▸ **AIM OF THE TASK**:
Single out each line with the word "yetishmasligi" and copy it.

»»

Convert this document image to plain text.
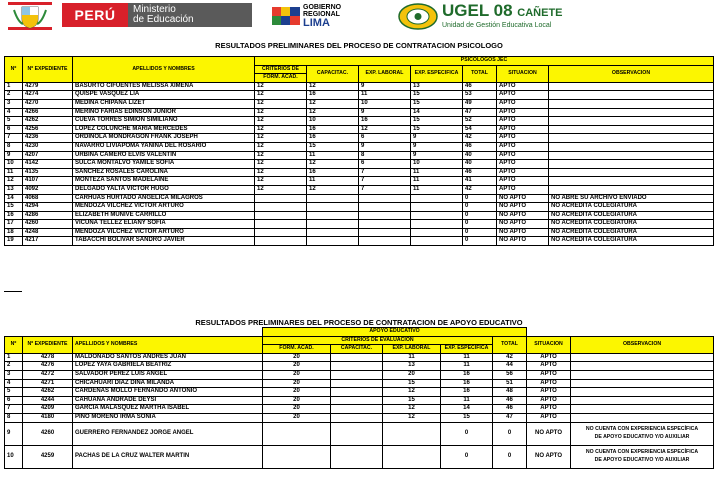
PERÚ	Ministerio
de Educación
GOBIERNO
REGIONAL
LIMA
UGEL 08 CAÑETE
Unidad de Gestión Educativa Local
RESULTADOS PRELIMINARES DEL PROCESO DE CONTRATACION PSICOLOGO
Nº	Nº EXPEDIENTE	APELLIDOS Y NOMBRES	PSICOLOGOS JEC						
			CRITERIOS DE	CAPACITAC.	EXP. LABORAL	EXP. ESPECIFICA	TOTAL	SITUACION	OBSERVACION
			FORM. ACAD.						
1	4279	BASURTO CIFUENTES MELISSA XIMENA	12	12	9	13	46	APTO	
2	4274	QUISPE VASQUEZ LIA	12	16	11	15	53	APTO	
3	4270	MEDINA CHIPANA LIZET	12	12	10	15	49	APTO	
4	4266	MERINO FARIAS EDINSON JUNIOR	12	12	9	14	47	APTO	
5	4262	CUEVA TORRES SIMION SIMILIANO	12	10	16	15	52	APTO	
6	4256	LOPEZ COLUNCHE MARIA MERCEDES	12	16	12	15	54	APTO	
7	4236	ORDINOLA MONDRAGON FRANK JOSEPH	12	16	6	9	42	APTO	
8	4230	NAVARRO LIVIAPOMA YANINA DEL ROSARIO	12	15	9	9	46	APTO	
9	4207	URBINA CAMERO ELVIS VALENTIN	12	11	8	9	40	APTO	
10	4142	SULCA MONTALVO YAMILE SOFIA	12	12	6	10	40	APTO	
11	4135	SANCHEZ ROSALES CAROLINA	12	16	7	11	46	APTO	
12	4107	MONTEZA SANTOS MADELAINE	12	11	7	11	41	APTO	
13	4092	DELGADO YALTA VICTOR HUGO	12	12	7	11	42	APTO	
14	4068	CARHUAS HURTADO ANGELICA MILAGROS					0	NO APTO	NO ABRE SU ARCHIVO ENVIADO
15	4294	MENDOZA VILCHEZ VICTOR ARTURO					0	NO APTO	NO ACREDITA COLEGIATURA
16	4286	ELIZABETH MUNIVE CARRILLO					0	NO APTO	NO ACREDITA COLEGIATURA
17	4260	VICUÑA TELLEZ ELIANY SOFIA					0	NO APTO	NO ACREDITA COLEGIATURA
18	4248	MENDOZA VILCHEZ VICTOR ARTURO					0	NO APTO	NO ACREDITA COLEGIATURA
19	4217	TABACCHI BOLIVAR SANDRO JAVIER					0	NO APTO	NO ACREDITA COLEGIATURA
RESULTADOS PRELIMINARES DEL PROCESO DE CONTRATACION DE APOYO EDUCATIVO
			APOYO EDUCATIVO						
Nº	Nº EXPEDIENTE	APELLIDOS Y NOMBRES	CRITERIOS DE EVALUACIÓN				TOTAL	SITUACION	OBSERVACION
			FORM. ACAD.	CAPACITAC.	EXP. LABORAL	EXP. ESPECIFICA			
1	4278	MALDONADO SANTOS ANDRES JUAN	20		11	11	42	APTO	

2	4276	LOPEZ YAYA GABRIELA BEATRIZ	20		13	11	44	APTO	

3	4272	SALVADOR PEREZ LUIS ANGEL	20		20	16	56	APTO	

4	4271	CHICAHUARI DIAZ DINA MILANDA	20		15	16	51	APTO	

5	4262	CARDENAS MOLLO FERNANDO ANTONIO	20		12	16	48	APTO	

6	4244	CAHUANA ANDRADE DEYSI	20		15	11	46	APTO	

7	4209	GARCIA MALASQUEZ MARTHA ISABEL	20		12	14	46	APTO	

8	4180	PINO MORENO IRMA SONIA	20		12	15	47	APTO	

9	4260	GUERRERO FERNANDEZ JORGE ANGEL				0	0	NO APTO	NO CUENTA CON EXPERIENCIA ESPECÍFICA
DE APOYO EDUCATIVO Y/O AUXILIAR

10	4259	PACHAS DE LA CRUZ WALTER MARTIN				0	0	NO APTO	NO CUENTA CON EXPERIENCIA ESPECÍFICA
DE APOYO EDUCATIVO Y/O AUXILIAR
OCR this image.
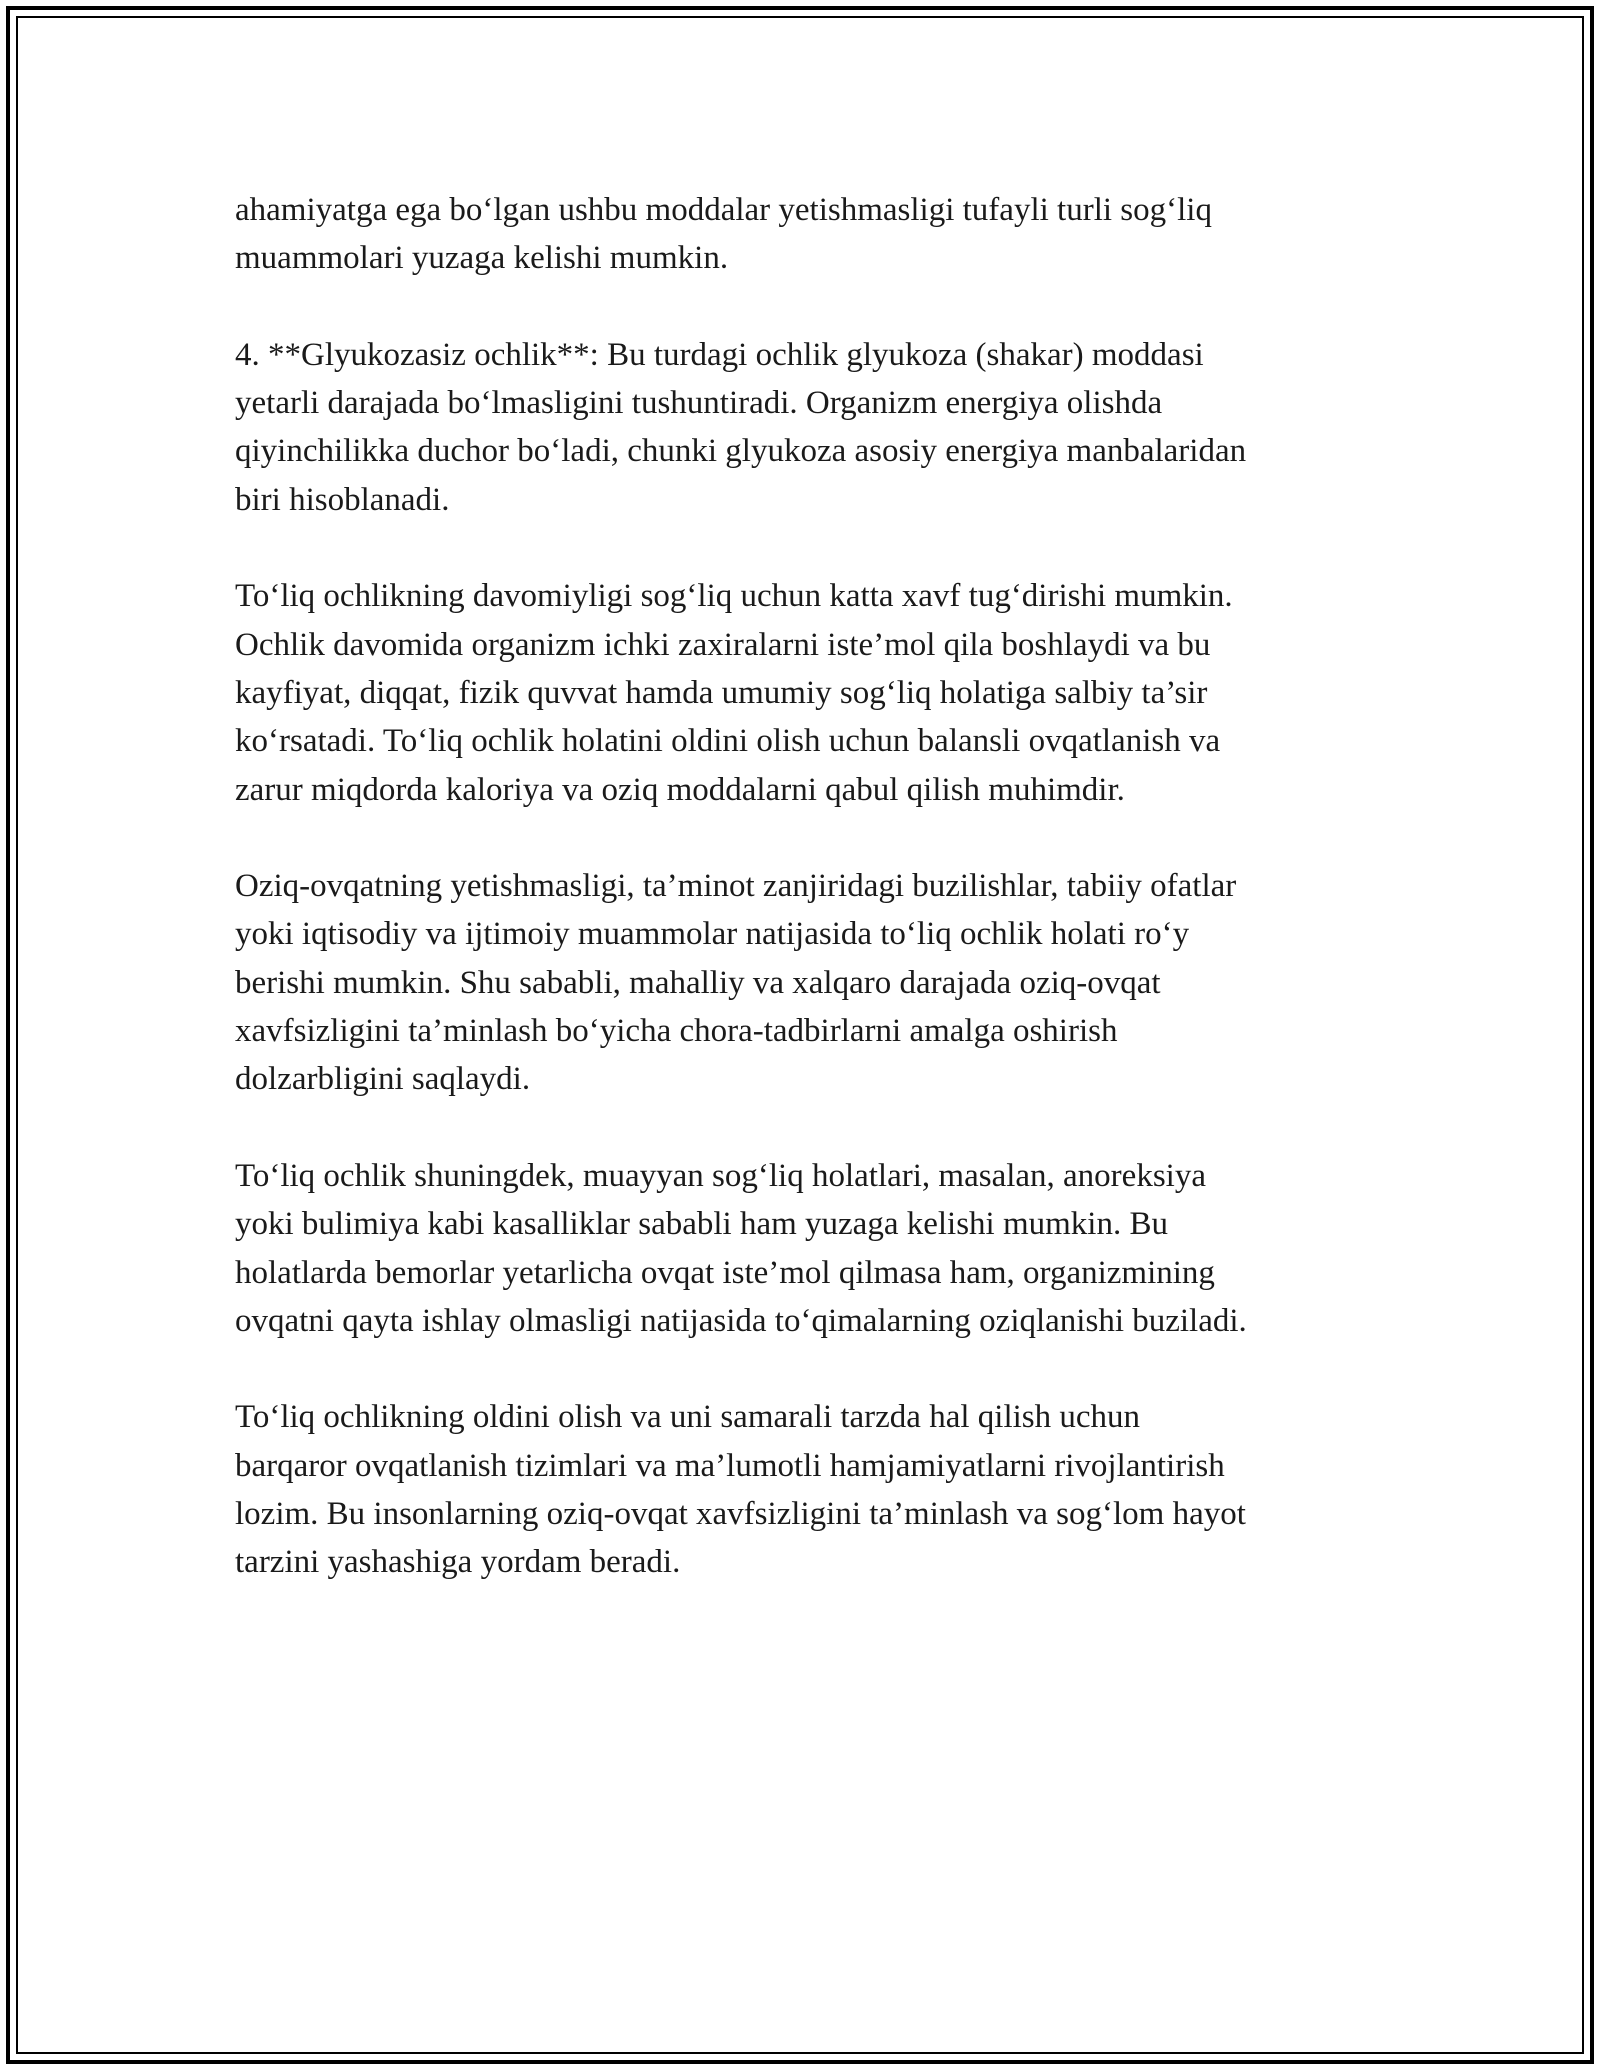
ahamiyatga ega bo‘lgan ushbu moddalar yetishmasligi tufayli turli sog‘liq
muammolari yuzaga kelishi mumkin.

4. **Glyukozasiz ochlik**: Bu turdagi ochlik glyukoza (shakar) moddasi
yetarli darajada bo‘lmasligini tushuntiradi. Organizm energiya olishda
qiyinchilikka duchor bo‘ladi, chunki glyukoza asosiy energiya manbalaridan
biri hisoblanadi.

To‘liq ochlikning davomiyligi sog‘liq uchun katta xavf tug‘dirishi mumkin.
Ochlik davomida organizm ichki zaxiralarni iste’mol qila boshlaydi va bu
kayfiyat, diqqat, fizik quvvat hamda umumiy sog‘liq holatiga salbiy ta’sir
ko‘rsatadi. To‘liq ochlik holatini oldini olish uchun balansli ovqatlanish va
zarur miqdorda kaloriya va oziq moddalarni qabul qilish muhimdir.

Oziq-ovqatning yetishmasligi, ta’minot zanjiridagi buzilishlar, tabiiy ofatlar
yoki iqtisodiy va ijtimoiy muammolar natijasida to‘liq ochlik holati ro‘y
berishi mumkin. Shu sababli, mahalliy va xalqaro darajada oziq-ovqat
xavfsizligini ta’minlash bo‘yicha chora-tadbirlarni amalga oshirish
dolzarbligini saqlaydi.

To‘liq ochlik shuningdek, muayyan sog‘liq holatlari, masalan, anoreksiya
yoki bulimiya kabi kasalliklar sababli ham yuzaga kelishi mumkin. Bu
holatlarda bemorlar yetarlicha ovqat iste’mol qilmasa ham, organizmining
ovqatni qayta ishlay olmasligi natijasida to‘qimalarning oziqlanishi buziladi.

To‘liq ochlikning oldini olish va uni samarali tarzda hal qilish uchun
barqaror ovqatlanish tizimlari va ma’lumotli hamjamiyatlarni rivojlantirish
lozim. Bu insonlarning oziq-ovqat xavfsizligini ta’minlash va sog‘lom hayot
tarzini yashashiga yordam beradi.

««

▸ **FINAL RESULT**:
ahamiyatga ega bo‘lgan ushbu moddalar yetishmasligi tufayli turli sog‘liq
Oziq-ovqatning yetishmasligi, ta’minot zanjiridagi buzilishlar, tabiiy ofatlar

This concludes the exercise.